• _Task input_
================================

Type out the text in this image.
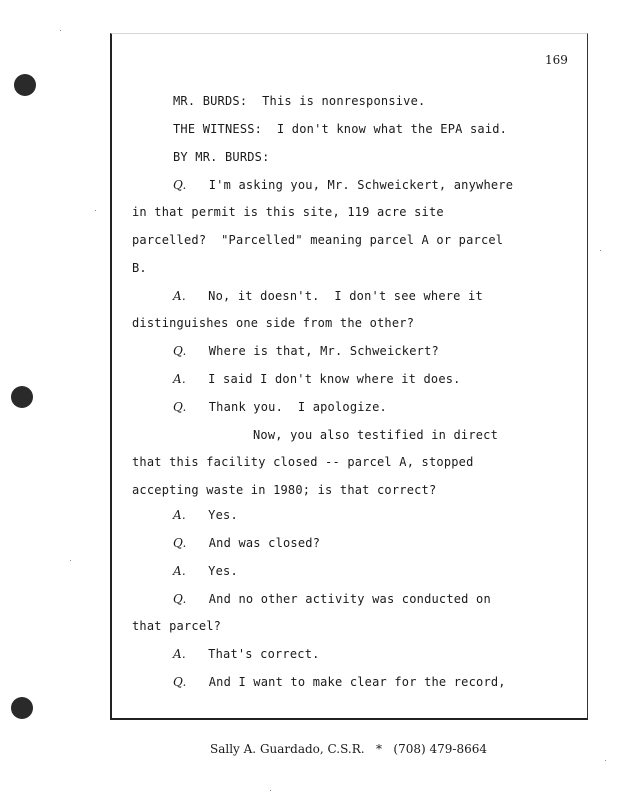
169
MR. BURDS:  This is nonresponsive.
THE WITNESS:  I don't know what the EPA said.
BY MR. BURDS:
Q. I'm asking you, Mr. Schweickert, anywhere
in that permit is this site, 119 acre site
parcelled?  "Parcelled" meaning parcel A or parcel
B.
A. No, it doesn't.  I don't see where it
distinguishes one side from the other?
Q. Where is that, Mr. Schweickert?
A. I said I don't know where it does.
Q. Thank you.  I apologize.
Now, you also testified in direct
that this facility closed -- parcel A, stopped
accepting waste in 1980; is that correct?
A. Yes.
Q. And was closed?
A. Yes.
Q. And no other activity was conducted on
that parcel?
A. That's correct.
Q. And I want to make clear for the record,
Sally A. Guardado, C.S.R.   *   (708) 479-8664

================================

• _What you have to do_
Copy out every line in the listing where the word "BURDS" appears.

• _Worked solution_
MR. BURDS:  This is nonresponsive.
BY MR. BURDS:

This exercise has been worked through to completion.